__AIM OF THE EXERCISE__
A faithful transcription of all the data is required.

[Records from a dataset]
------------------------------------------------

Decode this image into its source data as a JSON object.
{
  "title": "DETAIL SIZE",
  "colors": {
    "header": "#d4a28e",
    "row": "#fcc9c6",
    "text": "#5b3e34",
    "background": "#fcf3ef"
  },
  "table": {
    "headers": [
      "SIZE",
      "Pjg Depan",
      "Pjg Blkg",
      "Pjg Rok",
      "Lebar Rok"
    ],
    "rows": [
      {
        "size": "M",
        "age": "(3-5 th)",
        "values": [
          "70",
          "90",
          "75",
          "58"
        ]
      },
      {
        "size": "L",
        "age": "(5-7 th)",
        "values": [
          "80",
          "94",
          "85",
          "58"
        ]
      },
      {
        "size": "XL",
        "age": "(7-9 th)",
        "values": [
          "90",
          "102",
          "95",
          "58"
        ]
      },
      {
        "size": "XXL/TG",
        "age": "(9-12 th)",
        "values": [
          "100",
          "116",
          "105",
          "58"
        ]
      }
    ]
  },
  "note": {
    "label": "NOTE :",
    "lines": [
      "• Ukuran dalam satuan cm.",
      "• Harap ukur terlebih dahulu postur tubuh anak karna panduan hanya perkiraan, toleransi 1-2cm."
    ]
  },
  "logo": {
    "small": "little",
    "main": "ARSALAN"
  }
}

------------------------------------------------

__TASK OUTPUT__
Decode this image into its source data as a JSON object.
{
  "title": "DETAIL SIZE",
  "colors": {
    "header": "#d4a28e",
    "row": "#fcc9c6",
    "text": "#5b3e34",
    "background": "#fcf3ef"
  },
  "table": {
    "headers": [
      "SIZE",
      "Pjg Depan",
      "Pjg Blkg",
      "Pjg Rok",
      "Lebar Rok"
    ],
    "rows": [
      {
        "size": "M",
        "age": "(3-5 th)",
        "values": [
          "70",
          "90",
          "75",
          "58"
        ]
      },
      {
        "size": "L",
        "age": "(5-7 th)",
        "values": [
          "80",
          "94",
          "85",
          "58"
        ]
      },
      {
        "size": "XL",
        "age": "(7-9 th)",
        "values": [
          "90",
          "102",
          "95",
          "58"
        ]
      },
      {
        "size": "XXL/TG",
        "age": "(9-12 th)",
        "values": [
          "100",
          "116",
          "105",
          "58"
        ]
      }
    ]
  },
  "note": {
    "label": "NOTE :",
    "lines": [
      "• Ukuran dalam satuan cm.",
      "• Harap ukur terlebih dahulu postur tubuh anak karna panduan hanya perkiraan, toleransi 1-2cm."
    ]
  },
  "logo": {
    "small": "little",
    "main": "ARSALAN"
  }
}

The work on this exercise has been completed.